▶ _Direction_:
Where does the string "MOURAO" appear in the records? Copy every line that contains it.

▶ _Entries provided_:
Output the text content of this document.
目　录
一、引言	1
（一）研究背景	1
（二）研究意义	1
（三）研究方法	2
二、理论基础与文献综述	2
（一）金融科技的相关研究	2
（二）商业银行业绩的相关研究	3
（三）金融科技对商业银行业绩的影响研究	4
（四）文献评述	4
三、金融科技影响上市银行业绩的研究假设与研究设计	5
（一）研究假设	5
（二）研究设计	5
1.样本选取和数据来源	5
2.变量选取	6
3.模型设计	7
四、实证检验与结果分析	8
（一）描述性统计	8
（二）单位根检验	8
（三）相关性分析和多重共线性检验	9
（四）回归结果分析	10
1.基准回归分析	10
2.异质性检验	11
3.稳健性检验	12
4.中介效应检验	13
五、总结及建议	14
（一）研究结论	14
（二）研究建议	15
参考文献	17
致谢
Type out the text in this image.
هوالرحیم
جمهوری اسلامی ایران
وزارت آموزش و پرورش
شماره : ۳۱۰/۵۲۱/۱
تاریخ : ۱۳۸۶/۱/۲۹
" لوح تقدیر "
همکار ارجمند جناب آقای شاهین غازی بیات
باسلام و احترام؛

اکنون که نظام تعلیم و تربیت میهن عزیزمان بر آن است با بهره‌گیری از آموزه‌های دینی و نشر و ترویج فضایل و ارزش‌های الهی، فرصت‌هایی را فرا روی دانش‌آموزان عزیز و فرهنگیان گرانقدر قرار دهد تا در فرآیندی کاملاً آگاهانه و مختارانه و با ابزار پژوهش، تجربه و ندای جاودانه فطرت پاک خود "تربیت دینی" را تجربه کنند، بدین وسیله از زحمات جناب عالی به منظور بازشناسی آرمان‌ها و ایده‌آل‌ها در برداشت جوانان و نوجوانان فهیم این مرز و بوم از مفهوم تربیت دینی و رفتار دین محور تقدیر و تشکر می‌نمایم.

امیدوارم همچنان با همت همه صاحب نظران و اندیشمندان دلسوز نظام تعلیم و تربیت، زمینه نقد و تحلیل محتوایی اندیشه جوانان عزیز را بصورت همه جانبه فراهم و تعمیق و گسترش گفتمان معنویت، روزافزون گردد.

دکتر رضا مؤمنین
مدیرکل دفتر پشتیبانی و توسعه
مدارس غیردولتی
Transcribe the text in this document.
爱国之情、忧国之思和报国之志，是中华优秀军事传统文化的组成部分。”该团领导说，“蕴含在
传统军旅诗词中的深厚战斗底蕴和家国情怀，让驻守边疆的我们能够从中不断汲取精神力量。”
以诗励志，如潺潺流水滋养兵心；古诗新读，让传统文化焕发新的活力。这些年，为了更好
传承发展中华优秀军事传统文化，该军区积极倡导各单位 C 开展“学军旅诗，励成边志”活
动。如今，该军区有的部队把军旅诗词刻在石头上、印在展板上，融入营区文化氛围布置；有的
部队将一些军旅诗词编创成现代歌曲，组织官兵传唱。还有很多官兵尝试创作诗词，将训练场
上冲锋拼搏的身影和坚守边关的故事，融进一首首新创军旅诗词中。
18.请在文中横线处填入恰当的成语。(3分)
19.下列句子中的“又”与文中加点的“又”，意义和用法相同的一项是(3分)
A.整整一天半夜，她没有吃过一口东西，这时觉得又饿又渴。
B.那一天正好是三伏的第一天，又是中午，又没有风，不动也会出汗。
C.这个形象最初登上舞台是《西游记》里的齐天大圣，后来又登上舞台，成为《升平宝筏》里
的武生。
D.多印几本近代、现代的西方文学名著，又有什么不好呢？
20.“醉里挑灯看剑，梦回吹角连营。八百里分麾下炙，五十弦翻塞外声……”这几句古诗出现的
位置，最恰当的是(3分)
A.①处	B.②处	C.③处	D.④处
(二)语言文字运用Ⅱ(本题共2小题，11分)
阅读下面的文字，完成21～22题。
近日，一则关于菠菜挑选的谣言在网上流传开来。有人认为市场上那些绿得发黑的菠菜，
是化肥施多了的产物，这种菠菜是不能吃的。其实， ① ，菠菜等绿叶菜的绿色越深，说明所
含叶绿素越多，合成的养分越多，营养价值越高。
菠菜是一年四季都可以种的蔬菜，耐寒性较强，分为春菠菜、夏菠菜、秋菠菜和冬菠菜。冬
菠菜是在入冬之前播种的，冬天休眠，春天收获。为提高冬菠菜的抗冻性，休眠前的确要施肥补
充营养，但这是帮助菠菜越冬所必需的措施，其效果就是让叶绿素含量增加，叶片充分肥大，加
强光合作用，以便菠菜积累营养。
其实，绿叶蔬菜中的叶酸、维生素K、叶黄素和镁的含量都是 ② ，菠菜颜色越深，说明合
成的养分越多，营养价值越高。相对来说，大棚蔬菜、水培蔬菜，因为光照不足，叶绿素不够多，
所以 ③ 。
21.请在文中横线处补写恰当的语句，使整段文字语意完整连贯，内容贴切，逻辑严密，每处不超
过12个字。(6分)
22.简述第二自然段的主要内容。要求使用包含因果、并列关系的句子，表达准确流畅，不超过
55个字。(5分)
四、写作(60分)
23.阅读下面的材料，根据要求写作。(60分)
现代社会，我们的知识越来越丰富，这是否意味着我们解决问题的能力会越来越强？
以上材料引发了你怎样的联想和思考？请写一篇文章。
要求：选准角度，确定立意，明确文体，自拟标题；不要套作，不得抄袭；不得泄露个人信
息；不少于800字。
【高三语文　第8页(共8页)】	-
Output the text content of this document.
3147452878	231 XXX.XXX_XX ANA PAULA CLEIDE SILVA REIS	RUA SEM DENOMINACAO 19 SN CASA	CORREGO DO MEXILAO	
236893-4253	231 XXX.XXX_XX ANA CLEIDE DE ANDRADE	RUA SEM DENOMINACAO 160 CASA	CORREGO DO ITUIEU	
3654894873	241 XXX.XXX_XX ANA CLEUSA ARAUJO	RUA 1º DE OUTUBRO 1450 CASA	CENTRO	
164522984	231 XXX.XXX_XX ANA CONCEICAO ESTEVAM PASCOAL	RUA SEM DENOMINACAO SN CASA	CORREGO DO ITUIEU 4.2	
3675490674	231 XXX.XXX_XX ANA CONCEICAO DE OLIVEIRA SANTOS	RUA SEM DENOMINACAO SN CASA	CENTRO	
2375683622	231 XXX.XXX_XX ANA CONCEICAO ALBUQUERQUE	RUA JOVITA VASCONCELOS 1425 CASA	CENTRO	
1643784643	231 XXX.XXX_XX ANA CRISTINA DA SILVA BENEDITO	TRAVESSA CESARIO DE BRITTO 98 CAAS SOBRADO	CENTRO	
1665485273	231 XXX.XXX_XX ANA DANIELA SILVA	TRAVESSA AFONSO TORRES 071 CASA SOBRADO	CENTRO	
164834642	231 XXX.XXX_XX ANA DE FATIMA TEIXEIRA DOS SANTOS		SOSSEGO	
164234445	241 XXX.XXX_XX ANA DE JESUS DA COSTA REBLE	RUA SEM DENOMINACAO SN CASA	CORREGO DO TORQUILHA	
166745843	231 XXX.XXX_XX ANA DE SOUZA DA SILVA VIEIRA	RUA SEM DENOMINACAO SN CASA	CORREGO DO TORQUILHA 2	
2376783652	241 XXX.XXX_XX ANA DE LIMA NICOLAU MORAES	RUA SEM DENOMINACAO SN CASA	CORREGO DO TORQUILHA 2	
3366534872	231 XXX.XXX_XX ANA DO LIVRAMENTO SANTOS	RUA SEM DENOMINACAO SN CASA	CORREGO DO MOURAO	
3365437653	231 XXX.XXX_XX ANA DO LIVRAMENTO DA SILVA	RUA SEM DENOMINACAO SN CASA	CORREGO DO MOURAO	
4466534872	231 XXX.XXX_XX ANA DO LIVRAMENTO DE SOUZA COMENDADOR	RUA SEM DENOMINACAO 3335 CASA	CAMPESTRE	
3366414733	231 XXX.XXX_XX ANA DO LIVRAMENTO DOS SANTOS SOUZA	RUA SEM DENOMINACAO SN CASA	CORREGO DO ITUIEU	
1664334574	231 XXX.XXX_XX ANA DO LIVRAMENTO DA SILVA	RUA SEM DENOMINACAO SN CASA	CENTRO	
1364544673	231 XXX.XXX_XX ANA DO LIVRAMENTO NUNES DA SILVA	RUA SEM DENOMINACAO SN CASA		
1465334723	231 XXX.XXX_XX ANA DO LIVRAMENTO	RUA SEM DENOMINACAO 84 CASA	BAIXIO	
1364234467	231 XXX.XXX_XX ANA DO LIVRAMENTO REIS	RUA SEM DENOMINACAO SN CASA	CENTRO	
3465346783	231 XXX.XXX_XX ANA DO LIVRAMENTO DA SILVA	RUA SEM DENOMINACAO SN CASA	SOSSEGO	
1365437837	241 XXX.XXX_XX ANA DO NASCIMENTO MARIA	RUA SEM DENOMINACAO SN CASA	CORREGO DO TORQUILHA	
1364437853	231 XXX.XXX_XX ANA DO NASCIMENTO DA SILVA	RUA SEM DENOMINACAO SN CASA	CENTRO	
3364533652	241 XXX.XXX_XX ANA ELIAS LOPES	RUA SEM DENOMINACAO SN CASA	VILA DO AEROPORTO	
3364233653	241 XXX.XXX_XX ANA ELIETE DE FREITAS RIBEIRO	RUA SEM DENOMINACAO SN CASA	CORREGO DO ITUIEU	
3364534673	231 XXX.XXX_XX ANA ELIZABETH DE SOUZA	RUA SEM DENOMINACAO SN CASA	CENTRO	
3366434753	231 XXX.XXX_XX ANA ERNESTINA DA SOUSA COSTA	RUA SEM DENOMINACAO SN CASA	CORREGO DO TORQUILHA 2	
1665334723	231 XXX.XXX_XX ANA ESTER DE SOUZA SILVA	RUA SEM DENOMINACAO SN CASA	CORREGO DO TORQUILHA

▶ _Answer below_:
3366534872	231 XXX.XXX_XX ANA DO LIVRAMENTO SANTOS	RUA SEM DENOMINACAO SN CASA	CORREGO DO MOURAO	
3365437653	231 XXX.XXX_XX ANA DO LIVRAMENTO DA SILVA	RUA SEM DENOMINACAO SN CASA	CORREGO DO MOURAO	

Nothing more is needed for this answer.